## Your goal
Lines containing the string "value" are to be collected in full.

** Begin Task data **

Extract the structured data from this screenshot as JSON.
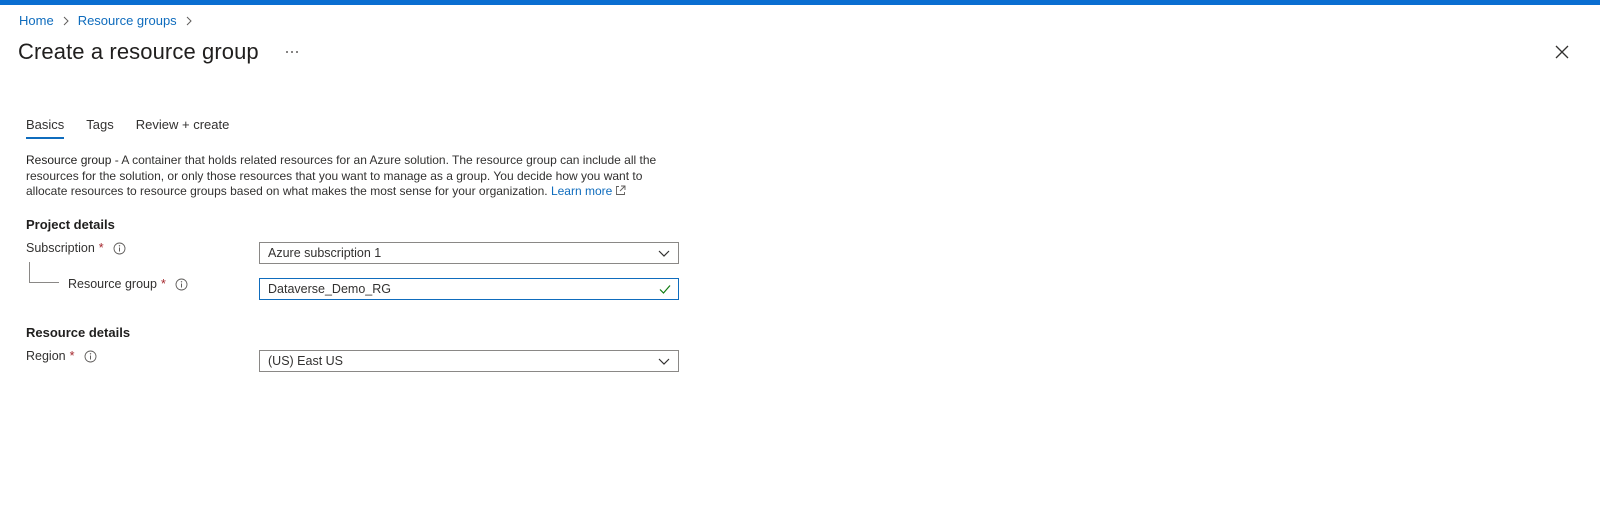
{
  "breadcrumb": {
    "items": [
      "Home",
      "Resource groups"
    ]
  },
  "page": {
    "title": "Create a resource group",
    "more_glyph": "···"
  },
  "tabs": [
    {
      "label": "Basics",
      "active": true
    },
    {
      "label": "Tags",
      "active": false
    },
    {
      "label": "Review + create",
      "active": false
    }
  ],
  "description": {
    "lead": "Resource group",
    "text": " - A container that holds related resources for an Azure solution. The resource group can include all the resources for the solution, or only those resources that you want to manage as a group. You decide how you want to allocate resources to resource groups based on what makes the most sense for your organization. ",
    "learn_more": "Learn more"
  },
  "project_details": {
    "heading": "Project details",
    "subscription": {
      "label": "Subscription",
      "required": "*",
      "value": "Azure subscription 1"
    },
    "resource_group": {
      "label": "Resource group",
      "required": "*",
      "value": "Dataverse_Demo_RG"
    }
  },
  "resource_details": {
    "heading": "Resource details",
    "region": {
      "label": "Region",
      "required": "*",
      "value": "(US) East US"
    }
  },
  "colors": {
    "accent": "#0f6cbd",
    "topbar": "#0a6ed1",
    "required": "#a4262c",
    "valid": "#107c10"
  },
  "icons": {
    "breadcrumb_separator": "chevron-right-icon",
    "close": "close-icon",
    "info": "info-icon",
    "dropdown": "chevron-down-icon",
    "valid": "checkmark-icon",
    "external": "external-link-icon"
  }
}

** End Task data **

## Full solution
      "value": "Azure subscription 1"
      "value": "Dataverse_Demo_RG"
      "value": "(US) East US"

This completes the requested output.